◆ Description of the task ◆
Keep every line where the word "close" appears; drop the rest.

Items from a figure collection
— BEGIN —

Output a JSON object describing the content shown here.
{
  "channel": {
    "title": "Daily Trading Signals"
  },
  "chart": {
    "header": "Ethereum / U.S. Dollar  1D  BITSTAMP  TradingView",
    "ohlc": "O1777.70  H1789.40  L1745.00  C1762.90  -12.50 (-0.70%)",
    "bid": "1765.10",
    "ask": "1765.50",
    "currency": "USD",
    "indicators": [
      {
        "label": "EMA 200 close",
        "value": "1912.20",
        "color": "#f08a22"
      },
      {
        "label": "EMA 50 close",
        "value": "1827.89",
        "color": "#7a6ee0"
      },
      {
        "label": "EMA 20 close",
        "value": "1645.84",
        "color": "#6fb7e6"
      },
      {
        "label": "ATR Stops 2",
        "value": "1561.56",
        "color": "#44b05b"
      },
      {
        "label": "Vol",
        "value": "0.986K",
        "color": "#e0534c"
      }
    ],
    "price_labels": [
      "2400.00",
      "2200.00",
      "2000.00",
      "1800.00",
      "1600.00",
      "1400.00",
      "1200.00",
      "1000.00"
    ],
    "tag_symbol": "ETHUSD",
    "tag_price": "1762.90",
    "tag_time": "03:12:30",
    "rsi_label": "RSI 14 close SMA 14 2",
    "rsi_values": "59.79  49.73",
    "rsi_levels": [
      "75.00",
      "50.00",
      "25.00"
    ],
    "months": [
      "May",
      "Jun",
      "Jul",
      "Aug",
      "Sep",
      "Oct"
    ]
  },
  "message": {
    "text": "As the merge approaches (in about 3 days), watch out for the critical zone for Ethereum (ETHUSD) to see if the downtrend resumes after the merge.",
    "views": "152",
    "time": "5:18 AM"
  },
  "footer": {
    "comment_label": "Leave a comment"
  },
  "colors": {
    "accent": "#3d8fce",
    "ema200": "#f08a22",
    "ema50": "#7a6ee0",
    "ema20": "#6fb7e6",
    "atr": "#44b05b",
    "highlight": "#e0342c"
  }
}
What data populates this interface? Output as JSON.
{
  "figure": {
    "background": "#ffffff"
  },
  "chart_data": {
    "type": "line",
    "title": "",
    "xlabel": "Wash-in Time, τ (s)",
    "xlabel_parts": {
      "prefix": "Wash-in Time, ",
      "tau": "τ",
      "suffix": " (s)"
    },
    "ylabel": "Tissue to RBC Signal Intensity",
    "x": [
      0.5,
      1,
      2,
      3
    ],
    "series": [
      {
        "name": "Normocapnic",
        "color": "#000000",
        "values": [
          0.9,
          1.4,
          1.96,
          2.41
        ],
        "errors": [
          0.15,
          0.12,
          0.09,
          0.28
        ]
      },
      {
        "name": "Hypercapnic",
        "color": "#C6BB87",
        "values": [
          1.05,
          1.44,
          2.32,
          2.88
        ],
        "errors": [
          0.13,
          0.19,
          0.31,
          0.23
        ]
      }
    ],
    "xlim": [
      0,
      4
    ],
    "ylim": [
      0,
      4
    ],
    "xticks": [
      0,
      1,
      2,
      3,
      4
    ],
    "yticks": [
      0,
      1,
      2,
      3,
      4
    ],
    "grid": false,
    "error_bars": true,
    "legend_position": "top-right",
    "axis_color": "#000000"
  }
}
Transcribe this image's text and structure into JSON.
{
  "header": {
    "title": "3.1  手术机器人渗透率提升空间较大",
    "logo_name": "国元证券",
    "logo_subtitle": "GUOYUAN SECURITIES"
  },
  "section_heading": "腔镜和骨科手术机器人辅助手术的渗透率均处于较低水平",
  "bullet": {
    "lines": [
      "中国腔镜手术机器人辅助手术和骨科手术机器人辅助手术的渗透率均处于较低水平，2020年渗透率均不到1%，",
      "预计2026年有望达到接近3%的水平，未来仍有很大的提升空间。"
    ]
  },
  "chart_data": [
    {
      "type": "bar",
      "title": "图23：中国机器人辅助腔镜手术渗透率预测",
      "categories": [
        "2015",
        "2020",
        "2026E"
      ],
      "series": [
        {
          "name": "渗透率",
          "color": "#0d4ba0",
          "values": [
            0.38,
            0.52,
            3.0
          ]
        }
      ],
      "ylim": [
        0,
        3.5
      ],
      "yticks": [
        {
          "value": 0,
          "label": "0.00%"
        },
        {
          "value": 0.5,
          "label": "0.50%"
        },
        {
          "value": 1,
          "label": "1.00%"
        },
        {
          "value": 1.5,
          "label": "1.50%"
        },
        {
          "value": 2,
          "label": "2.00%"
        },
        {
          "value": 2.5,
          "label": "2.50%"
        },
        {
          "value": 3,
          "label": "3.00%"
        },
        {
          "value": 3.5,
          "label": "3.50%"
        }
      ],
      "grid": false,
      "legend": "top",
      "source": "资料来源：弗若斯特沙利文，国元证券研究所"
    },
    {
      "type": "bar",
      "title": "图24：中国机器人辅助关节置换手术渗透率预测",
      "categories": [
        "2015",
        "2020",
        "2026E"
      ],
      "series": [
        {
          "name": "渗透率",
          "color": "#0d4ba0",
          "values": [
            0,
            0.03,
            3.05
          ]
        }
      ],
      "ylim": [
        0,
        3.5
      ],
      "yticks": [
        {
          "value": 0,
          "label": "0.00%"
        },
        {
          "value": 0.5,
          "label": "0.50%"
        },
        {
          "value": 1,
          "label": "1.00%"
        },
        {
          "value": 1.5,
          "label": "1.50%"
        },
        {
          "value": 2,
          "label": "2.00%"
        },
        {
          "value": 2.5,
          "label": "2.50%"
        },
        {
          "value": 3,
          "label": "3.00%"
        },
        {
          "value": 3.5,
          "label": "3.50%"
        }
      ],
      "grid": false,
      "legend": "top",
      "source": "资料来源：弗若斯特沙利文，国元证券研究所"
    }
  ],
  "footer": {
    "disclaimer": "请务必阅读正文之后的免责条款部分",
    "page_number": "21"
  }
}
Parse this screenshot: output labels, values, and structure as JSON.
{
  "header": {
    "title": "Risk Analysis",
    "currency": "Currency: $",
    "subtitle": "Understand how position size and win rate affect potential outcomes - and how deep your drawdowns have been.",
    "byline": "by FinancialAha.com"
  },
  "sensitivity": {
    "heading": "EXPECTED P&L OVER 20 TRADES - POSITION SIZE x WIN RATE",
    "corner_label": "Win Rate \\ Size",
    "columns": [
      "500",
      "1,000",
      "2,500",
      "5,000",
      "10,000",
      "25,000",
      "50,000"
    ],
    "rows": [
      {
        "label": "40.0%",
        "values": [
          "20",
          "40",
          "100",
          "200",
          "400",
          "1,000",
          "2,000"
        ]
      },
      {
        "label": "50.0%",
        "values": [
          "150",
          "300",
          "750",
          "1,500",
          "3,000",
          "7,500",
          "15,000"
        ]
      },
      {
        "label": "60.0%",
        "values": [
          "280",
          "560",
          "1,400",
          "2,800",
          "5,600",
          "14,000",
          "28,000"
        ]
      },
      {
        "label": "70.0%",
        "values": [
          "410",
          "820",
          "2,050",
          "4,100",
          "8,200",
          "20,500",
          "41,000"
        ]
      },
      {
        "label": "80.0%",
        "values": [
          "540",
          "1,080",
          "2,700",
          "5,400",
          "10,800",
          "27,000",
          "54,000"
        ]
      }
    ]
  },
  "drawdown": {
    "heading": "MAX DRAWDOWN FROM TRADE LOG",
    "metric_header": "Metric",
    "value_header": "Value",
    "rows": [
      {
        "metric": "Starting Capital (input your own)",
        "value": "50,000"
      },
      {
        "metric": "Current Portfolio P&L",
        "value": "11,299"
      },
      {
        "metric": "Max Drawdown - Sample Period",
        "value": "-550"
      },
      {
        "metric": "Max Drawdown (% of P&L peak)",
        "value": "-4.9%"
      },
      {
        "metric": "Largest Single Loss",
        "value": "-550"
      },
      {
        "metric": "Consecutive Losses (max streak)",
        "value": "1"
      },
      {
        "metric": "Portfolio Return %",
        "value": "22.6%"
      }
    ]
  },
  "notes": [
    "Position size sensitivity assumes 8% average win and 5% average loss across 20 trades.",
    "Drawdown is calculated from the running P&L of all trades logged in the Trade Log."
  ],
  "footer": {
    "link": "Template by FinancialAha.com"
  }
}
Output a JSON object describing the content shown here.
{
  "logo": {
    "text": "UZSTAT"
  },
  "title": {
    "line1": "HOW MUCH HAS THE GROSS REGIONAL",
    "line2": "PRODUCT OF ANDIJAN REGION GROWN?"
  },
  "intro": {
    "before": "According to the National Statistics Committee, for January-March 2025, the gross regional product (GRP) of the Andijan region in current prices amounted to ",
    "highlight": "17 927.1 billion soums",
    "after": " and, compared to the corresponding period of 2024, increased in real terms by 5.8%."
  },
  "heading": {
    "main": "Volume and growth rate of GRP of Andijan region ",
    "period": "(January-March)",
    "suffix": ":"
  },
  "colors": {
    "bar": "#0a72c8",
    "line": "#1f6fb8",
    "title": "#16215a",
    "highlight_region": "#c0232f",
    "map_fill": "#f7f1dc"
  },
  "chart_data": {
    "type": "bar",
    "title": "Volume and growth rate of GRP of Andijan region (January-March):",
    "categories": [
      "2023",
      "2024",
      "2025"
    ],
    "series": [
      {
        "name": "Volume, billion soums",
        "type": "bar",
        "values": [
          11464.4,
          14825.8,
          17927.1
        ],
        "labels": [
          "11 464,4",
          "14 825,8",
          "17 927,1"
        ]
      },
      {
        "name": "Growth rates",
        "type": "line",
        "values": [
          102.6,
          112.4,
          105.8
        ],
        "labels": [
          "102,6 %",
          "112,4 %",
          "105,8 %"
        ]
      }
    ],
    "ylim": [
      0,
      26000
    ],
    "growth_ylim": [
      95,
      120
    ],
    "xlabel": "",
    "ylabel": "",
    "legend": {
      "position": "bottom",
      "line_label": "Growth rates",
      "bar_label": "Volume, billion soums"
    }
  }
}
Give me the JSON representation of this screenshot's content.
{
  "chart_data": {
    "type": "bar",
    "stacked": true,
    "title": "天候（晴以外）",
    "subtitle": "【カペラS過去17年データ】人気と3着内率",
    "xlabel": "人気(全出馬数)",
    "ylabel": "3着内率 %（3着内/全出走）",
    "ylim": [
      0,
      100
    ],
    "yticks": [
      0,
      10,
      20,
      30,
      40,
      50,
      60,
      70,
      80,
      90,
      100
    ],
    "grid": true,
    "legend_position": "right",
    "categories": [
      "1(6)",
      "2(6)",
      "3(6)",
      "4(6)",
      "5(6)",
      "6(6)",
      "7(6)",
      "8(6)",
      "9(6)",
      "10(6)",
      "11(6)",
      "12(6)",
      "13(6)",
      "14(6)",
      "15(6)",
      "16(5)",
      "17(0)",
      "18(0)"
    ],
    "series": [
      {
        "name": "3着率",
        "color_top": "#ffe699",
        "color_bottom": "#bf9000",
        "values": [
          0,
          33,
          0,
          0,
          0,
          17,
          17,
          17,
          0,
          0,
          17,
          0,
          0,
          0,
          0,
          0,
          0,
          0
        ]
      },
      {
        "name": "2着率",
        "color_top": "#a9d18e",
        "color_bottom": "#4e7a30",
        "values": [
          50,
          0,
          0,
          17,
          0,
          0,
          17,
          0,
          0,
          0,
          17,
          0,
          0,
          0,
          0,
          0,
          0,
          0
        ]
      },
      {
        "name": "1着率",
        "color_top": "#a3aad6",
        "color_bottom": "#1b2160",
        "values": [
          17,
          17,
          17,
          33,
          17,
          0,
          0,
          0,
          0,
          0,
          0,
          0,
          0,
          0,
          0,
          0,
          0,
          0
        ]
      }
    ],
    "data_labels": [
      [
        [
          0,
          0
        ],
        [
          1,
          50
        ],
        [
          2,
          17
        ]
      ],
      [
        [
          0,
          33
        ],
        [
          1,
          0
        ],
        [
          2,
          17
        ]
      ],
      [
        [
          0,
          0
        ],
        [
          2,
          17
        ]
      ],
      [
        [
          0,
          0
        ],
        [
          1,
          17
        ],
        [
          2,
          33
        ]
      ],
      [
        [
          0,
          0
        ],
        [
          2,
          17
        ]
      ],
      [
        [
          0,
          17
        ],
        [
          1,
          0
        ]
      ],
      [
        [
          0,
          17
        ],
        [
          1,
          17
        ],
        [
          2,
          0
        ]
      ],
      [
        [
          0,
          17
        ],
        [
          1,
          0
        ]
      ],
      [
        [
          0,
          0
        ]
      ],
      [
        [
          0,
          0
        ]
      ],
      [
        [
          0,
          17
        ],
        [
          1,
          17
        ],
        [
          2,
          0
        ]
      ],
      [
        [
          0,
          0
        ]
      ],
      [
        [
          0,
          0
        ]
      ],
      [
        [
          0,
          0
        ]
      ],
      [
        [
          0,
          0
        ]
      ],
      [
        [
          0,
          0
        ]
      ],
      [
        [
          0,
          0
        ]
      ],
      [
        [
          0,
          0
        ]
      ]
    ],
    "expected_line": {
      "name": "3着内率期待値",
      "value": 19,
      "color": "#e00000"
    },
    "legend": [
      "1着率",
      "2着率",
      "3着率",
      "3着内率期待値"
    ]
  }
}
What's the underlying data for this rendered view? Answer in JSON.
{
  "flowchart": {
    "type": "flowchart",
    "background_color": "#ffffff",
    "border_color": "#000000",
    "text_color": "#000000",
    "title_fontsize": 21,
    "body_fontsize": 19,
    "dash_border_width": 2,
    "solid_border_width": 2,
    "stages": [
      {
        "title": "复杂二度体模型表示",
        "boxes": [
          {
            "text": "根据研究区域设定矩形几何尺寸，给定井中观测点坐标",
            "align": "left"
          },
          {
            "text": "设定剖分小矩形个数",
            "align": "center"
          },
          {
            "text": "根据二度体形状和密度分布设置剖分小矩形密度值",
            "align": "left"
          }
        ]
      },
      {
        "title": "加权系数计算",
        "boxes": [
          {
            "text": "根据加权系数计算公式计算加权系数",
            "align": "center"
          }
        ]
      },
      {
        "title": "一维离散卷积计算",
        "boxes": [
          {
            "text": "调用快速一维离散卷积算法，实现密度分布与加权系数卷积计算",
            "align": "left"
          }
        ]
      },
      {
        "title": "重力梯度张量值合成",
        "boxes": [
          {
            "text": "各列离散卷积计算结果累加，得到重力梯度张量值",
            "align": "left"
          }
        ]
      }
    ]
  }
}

— END —

◆ Task result ◆
        "label": "EMA 200 close",
        "label": "EMA 50 close",
        "label": "EMA 20 close",
    "rsi_label": "RSI 14 close SMA 14 2",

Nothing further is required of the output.